Your goal
Answer with a single number: the count of lines that include the string "text".

Given records

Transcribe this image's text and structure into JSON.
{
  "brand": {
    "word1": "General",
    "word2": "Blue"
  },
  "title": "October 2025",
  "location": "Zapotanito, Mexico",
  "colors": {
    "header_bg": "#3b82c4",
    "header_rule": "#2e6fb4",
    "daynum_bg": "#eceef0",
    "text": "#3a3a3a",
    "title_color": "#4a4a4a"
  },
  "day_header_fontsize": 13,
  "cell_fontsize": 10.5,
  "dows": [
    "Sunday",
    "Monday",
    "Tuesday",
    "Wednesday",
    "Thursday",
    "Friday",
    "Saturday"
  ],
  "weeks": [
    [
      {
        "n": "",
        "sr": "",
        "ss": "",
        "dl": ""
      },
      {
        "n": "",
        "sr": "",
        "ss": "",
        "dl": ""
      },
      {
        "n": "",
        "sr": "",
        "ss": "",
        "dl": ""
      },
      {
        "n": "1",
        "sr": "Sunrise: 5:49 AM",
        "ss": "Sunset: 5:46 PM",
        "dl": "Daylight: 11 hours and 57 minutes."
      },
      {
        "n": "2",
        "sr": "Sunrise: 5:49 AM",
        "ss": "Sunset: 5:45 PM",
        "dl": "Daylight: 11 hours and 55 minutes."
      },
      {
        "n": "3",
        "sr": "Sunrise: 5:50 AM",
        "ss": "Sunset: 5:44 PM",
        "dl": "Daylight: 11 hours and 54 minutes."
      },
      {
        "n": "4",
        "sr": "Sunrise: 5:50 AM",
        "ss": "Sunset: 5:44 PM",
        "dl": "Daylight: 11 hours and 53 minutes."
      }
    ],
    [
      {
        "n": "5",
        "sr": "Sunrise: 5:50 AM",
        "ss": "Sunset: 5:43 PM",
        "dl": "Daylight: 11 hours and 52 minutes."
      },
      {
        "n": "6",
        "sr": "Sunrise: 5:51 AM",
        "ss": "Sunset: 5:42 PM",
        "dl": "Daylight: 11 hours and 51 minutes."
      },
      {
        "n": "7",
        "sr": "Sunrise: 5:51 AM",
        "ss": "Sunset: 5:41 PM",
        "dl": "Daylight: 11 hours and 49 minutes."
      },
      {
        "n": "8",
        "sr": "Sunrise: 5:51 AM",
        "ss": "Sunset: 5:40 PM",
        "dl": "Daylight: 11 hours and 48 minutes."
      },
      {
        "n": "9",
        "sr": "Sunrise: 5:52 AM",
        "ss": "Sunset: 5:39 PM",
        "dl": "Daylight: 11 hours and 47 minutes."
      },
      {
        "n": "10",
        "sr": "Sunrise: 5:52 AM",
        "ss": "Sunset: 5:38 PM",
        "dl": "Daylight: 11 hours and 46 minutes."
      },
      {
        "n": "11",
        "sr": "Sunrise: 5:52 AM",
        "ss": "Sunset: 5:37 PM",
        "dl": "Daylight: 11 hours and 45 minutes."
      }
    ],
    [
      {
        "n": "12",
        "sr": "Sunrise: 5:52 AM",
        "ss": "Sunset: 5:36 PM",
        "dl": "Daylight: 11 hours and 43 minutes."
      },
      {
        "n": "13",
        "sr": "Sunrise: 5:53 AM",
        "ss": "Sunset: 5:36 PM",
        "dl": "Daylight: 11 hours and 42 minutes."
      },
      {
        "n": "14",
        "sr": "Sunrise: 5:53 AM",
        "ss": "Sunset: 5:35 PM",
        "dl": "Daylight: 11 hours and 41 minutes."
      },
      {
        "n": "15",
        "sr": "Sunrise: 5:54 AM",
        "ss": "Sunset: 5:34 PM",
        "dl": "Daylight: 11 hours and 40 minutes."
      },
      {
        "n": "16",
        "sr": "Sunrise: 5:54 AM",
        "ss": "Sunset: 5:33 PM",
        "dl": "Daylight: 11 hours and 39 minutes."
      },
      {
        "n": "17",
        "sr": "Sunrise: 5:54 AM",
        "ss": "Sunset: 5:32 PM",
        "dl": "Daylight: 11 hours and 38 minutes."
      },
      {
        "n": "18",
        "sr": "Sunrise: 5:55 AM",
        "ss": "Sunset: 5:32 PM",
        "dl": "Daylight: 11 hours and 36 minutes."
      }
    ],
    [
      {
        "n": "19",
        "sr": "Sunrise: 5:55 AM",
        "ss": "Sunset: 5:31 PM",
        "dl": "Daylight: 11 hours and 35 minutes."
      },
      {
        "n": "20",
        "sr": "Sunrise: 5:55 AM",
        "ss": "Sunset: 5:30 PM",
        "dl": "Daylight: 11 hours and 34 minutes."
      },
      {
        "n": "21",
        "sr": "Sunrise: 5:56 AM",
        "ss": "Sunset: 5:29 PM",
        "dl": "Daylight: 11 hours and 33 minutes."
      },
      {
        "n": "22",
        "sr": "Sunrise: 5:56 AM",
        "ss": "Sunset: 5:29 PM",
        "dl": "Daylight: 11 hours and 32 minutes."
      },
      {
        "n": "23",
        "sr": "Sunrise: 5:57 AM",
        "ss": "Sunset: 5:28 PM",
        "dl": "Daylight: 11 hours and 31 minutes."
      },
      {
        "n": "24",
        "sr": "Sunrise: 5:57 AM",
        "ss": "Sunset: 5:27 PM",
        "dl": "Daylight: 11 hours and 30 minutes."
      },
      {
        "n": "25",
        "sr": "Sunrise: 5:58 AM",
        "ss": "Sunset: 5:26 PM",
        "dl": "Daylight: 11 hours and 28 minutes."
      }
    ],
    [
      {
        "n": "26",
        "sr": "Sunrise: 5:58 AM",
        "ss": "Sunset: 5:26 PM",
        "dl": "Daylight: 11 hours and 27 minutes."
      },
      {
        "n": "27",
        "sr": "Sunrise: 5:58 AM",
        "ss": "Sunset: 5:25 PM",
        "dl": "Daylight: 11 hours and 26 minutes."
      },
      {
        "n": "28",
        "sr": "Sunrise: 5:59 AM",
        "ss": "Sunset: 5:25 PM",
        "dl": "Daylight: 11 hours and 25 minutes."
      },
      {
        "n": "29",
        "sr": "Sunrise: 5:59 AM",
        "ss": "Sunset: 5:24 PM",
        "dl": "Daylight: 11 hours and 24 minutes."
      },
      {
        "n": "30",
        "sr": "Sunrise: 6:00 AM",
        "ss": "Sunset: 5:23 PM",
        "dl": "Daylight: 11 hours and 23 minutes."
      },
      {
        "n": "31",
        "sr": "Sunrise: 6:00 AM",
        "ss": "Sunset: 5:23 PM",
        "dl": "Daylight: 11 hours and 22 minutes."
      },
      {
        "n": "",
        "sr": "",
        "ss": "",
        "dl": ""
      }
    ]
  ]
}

Output for this task
2